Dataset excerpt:
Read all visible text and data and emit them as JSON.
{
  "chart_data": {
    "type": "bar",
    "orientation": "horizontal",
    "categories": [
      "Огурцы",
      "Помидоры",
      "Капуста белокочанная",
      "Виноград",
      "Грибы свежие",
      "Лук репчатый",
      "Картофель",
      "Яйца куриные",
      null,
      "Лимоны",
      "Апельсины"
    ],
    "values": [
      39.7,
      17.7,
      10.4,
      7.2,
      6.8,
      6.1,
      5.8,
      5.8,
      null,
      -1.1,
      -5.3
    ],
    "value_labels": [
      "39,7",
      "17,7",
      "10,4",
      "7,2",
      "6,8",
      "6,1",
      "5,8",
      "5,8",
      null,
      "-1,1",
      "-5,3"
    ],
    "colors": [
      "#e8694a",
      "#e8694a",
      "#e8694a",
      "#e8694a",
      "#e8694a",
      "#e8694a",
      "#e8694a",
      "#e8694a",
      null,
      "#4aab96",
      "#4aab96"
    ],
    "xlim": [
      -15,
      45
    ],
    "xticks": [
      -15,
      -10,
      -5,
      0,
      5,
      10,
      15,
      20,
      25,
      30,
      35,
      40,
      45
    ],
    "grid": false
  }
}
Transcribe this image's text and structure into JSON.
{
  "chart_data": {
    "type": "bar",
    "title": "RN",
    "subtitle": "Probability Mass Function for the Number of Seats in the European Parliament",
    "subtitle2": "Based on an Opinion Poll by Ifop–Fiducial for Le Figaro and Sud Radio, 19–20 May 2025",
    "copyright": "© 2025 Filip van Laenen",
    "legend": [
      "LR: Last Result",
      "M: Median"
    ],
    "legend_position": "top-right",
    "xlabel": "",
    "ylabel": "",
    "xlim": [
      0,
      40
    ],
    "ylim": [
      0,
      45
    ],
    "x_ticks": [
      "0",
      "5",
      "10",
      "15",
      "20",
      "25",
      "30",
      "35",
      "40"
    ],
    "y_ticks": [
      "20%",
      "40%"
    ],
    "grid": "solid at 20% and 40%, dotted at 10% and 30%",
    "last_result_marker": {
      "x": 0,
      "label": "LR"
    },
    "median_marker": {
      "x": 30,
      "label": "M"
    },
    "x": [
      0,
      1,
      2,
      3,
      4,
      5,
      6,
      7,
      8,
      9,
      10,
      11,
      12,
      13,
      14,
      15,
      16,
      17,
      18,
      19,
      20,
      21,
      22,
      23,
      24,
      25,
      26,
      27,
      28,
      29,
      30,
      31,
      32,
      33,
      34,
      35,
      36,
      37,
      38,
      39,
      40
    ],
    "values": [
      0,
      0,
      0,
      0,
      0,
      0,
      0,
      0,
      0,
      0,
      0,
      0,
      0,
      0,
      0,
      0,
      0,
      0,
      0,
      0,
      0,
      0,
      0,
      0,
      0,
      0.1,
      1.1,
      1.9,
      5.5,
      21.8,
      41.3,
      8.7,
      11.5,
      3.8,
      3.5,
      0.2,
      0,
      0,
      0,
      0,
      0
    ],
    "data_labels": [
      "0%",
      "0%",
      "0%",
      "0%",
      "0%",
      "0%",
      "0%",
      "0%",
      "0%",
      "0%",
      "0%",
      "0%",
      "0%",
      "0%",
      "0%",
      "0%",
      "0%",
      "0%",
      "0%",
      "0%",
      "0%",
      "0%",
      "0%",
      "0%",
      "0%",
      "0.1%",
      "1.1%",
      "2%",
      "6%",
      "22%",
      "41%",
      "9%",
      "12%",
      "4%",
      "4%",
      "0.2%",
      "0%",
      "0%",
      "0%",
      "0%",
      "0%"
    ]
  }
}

# [GIVEN INSTRUCTION]
Go through the records and show every line with the string "text" in it.

# [ANSWER FOR THE TASK]
Read all visible text and data and emit them as JSON.
Transcribe this image's text and structure into JSON.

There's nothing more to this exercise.